Rename "token-close-brace" to "token-right-brace" wherever it occurs in the records below, and reproduce every line with nothing else changed.

**** STORED RECORDS ****

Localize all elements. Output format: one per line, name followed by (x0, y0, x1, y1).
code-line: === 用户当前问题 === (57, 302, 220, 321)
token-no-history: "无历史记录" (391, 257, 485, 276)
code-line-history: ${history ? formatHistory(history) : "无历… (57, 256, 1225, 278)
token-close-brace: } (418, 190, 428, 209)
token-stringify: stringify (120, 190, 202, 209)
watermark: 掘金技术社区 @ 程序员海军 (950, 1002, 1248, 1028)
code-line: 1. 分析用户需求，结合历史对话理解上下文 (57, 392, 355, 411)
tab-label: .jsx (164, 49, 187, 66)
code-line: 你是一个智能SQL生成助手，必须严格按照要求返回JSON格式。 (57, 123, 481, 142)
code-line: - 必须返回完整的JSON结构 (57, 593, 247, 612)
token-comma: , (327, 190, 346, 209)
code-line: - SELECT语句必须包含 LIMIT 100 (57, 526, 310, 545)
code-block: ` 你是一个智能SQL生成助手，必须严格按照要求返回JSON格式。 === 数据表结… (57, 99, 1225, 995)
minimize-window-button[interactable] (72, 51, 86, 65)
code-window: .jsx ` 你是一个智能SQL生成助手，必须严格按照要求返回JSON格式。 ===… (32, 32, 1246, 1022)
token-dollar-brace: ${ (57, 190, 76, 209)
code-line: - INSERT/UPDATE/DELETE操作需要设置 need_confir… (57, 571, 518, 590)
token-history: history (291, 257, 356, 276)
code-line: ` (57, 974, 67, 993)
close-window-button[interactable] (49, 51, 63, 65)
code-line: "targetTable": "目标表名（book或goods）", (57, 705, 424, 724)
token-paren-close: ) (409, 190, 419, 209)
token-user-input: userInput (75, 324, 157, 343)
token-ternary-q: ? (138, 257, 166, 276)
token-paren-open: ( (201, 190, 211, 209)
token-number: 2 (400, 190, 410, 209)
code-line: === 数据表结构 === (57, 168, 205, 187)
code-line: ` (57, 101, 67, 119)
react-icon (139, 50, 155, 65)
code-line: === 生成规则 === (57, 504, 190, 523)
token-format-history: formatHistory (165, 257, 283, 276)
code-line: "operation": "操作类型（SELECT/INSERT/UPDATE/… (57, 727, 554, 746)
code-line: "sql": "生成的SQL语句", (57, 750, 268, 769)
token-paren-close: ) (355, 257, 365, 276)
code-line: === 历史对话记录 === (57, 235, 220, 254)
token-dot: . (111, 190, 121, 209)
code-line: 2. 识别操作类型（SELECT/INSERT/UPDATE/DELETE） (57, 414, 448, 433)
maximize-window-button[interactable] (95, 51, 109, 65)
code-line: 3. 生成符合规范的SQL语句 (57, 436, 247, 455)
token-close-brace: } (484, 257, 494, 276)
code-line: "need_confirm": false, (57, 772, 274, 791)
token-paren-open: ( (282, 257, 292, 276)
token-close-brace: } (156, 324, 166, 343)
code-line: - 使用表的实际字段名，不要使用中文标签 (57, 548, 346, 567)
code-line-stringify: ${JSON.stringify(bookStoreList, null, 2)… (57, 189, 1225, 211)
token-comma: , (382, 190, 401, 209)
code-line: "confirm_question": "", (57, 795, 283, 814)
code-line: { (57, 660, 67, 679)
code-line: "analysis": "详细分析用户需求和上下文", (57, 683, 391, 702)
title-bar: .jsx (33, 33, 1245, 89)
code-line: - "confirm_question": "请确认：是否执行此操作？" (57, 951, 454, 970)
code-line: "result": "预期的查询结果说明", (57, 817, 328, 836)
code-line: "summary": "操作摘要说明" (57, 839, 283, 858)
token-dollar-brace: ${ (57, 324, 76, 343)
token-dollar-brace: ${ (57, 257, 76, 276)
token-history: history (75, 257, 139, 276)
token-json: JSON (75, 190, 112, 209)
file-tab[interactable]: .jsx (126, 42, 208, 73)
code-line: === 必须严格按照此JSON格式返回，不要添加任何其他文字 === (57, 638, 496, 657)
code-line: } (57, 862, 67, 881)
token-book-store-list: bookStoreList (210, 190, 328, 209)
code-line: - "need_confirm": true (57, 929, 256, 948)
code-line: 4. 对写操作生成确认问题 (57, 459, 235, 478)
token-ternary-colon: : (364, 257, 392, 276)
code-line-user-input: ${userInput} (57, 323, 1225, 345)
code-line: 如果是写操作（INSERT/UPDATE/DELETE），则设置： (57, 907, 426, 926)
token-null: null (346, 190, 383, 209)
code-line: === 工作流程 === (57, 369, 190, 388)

****

**EXERCISE OUTPUT:**
Localize all elements. Output format: one per line, name followed by (x0, y0, x1, y1).
code-line: === 用户当前问题 === (57, 302, 220, 321)
token-no-history: "无历史记录" (391, 257, 485, 276)
code-line-history: ${history ? formatHistory(history) : "无历… (57, 256, 1225, 278)
token-right-brace: } (418, 190, 428, 209)
token-stringify: stringify (120, 190, 202, 209)
watermark: 掘金技术社区 @ 程序员海军 (950, 1002, 1248, 1028)
code-line: 1. 分析用户需求，结合历史对话理解上下文 (57, 392, 355, 411)
tab-label: .jsx (164, 49, 187, 66)
code-line: 你是一个智能SQL生成助手，必须严格按照要求返回JSON格式。 (57, 123, 481, 142)
code-line: - 必须返回完整的JSON结构 (57, 593, 247, 612)
token-comma: , (327, 190, 346, 209)
code-line: - SELECT语句必须包含 LIMIT 100 (57, 526, 310, 545)
code-block: ` 你是一个智能SQL生成助手，必须严格按照要求返回JSON格式。 === 数据表结… (57, 99, 1225, 995)
minimize-window-button[interactable] (72, 51, 86, 65)
code-window: .jsx ` 你是一个智能SQL生成助手，必须严格按照要求返回JSON格式。 ===… (32, 32, 1246, 1022)
token-dollar-brace: ${ (57, 190, 76, 209)
code-line: - INSERT/UPDATE/DELETE操作需要设置 need_confir… (57, 571, 518, 590)
token-history: history (291, 257, 356, 276)
code-line: ` (57, 974, 67, 993)
close-window-button[interactable] (49, 51, 63, 65)
code-line: "targetTable": "目标表名（book或goods）", (57, 705, 424, 724)
token-paren-close: ) (409, 190, 419, 209)
token-user-input: userInput (75, 324, 157, 343)
token-ternary-q: ? (138, 257, 166, 276)
token-paren-open: ( (201, 190, 211, 209)
token-number: 2 (400, 190, 410, 209)
code-line: === 数据表结构 === (57, 168, 205, 187)
code-line: ` (57, 101, 67, 119)
react-icon (139, 50, 155, 65)
code-line: === 生成规则 === (57, 504, 190, 523)
token-format-history: formatHistory (165, 257, 283, 276)
code-line: "operation": "操作类型（SELECT/INSERT/UPDATE/… (57, 727, 554, 746)
code-line: "sql": "生成的SQL语句", (57, 750, 268, 769)
token-paren-close: ) (355, 257, 365, 276)
code-line: === 历史对话记录 === (57, 235, 220, 254)
token-dot: . (111, 190, 121, 209)
code-line: 2. 识别操作类型（SELECT/INSERT/UPDATE/DELETE） (57, 414, 448, 433)
maximize-window-button[interactable] (95, 51, 109, 65)
code-line: 3. 生成符合规范的SQL语句 (57, 436, 247, 455)
token-right-brace: } (484, 257, 494, 276)
code-line: "need_confirm": false, (57, 772, 274, 791)
token-paren-open: ( (282, 257, 292, 276)
token-right-brace: } (156, 324, 166, 343)
code-line: - 使用表的实际字段名，不要使用中文标签 (57, 548, 346, 567)
code-line-stringify: ${JSON.stringify(bookStoreList, null, 2)… (57, 189, 1225, 211)
token-comma: , (382, 190, 401, 209)
code-line: "confirm_question": "", (57, 795, 283, 814)
code-line: { (57, 660, 67, 679)
code-line: "analysis": "详细分析用户需求和上下文", (57, 683, 391, 702)
title-bar: .jsx (33, 33, 1245, 89)
code-line: - "confirm_question": "请确认：是否执行此操作？" (57, 951, 454, 970)
code-line: "result": "预期的查询结果说明", (57, 817, 328, 836)
code-line: "summary": "操作摘要说明" (57, 839, 283, 858)
token-dollar-brace: ${ (57, 324, 76, 343)
token-dollar-brace: ${ (57, 257, 76, 276)
token-history: history (75, 257, 139, 276)
token-json: JSON (75, 190, 112, 209)
file-tab[interactable]: .jsx (126, 42, 208, 73)
code-line: === 必须严格按照此JSON格式返回，不要添加任何其他文字 === (57, 638, 496, 657)
code-line: } (57, 862, 67, 881)
token-book-store-list: bookStoreList (210, 190, 328, 209)
code-line: - "need_confirm": true (57, 929, 256, 948)
code-line: 4. 对写操作生成确认问题 (57, 459, 235, 478)
token-ternary-colon: : (364, 257, 392, 276)
code-line-user-input: ${userInput} (57, 323, 1225, 345)
code-line: 如果是写操作（INSERT/UPDATE/DELETE），则设置： (57, 907, 426, 926)
token-null: null (346, 190, 383, 209)
code-line: === 工作流程 === (57, 369, 190, 388)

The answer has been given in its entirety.